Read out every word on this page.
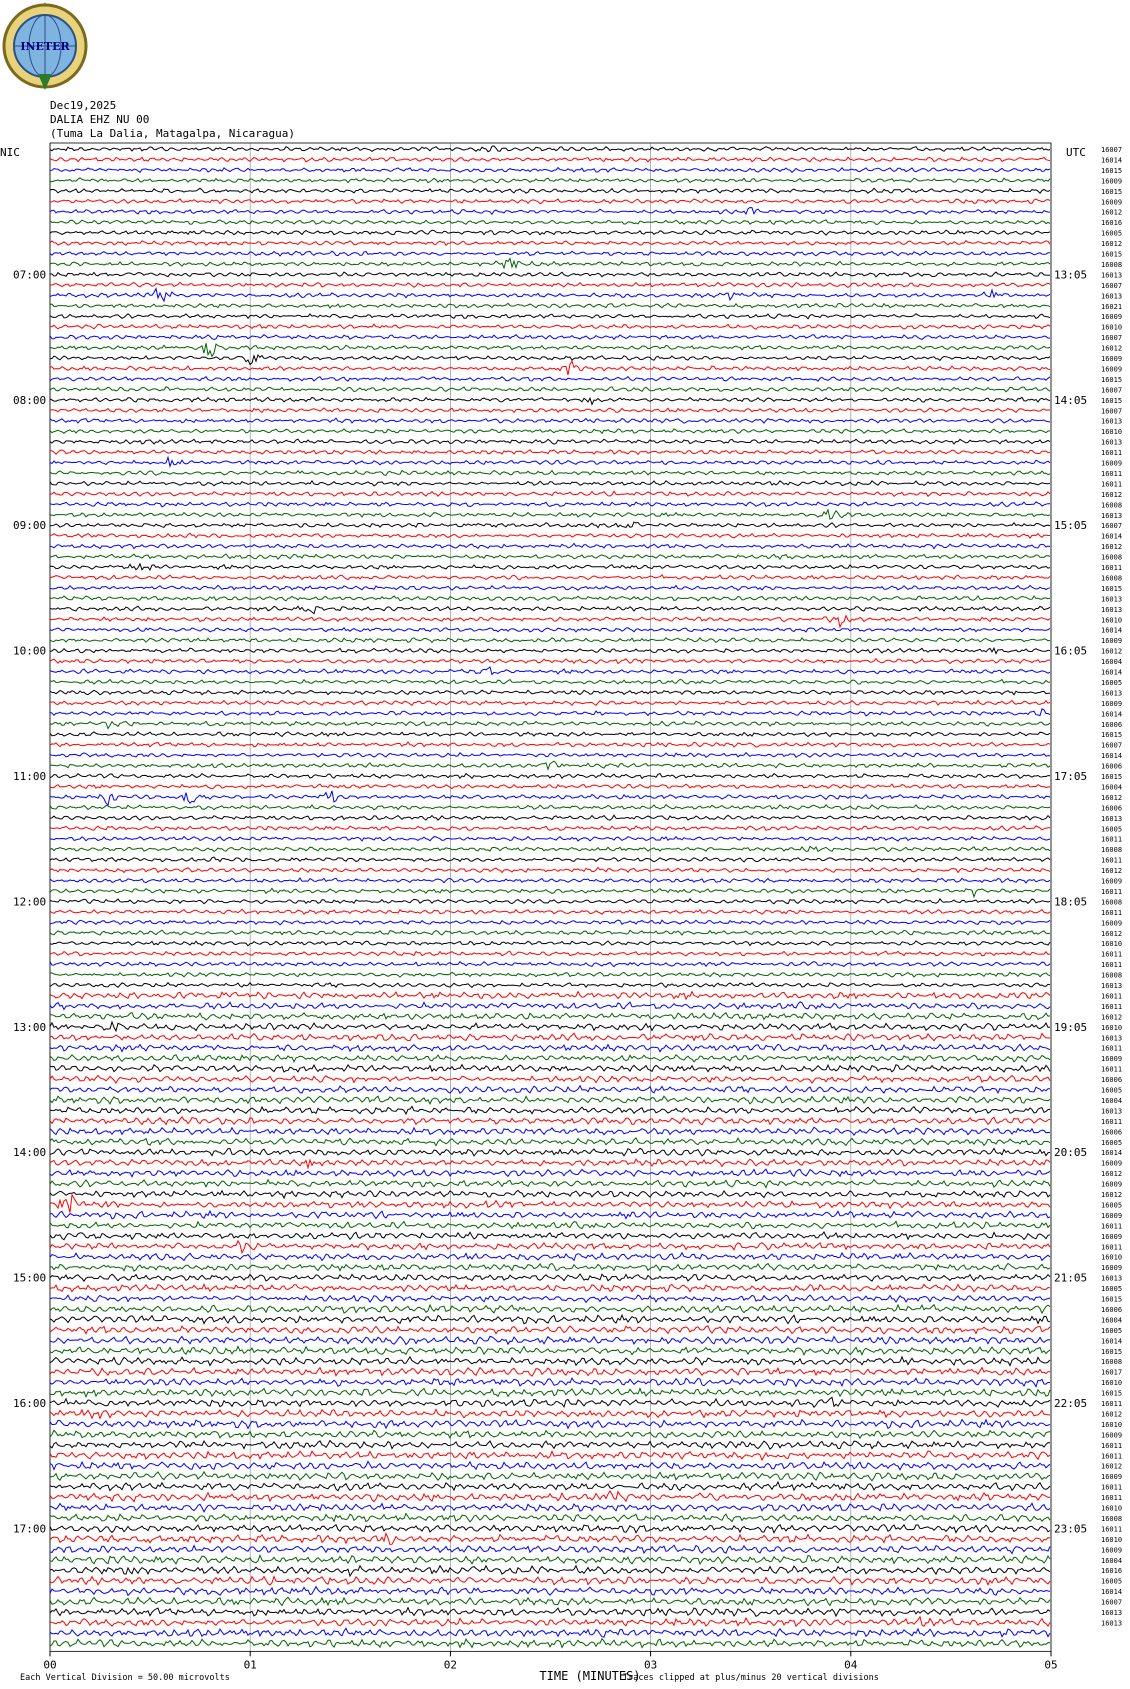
INETER
Dec19,2025
DALIA EHZ NU 00
(Tuma La Dalia, Matagalpa, Nicaragua)
07:00
08:00
09:00
10:00
11:00
12:00
13:00
14:00
15:00
16:00
17:00
13:05
14:05
15:05
16:05
17:05
18:05
19:05
20:05
21:05
22:05
23:05
16007
16014
16015
16009
16015
16009
16012
16016
16005
16012
16015
16008
16013
16007
16013
16021
16009
16010
16007
16012
16009
16009
16015
16007
16015
16007
16013
16010
16013
16011
16009
16011
16011
16012
16008
16013
16007
16014
16012
16008
16011
16008
16015
16013
16013
16010
16014
16009
16012
16004
16014
16005
16013
16009
16014
16006
16015
16007
16014
16006
16015
16004
16012
16006
16013
16005
16011
16008
16011
16012
16009
16011
16008
16011
16009
16012
16010
16011
16011
16008
16013
16011
16011
16012
16010
16013
16011
16009
16011
16006
16005
16004
16013
16011
16006
16005
16014
16009
16012
16009
16012
16005
16009
16011
16009
16011
16010
16009
16013
16005
16015
16006
16004
16005
16014
16015
16008
16017
16010
16015
16011
16012
16010
16009
16011
16011
16012
16009
16011
16011
16010
16008
16011
16010
16009
16004
16016
16005
16014
16007
16013
16013
00	01	02	03	04	05
NIC	UTC
TIME (MINUTES)
Each Vertical Division = 50.00 microvolts	Traces clipped at plus/minus 20 vertical divisions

·····

● WRITTEN TASK: Return the listing above in full and without alteration, excluding its pictures.

● WRITTEN REPLY:
Read out every word on this page.
INETER
Dec19,2025
DALIA EHZ NU 00
(Tuma La Dalia, Matagalpa, Nicaragua)
07:00
08:00
09:00
10:00
11:00
12:00
13:00
14:00
15:00
16:00
17:00
13:05
14:05
15:05
16:05
17:05
18:05
19:05
20:05
21:05
22:05
23:05
16007
16014
16015
16009
16015
16009
16012
16016
16005
16012
16015
16008
16013
16007
16013
16021
16009
16010
16007
16012
16009
16009
16015
16007
16015
16007
16013
16010
16013
16011
16009
16011
16011
16012
16008
16013
16007
16014
16012
16008
16011
16008
16015
16013
16013
16010
16014
16009
16012
16004
16014
16005
16013
16009
16014
16006
16015
16007
16014
16006
16015
16004
16012
16006
16013
16005
16011
16008
16011
16012
16009
16011
16008
16011
16009
16012
16010
16011
16011
16008
16013
16011
16011
16012
16010
16013
16011
16009
16011
16006
16005
16004
16013
16011
16006
16005
16014
16009
16012
16009
16012
16005
16009
16011
16009
16011
16010
16009
16013
16005
16015
16006
16004
16005
16014
16015
16008
16017
16010
16015
16011
16012
16010
16009
16011
16011
16012
16009
16011
16011
16010
16008
16011
16010
16009
16004
16016
16005
16014
16007
16013
16013
00	01	02	03	04	05
NIC	UTC
TIME (MINUTES)
Each Vertical Division = 50.00 microvolts	Traces clipped at plus/minus 20 vertical divisions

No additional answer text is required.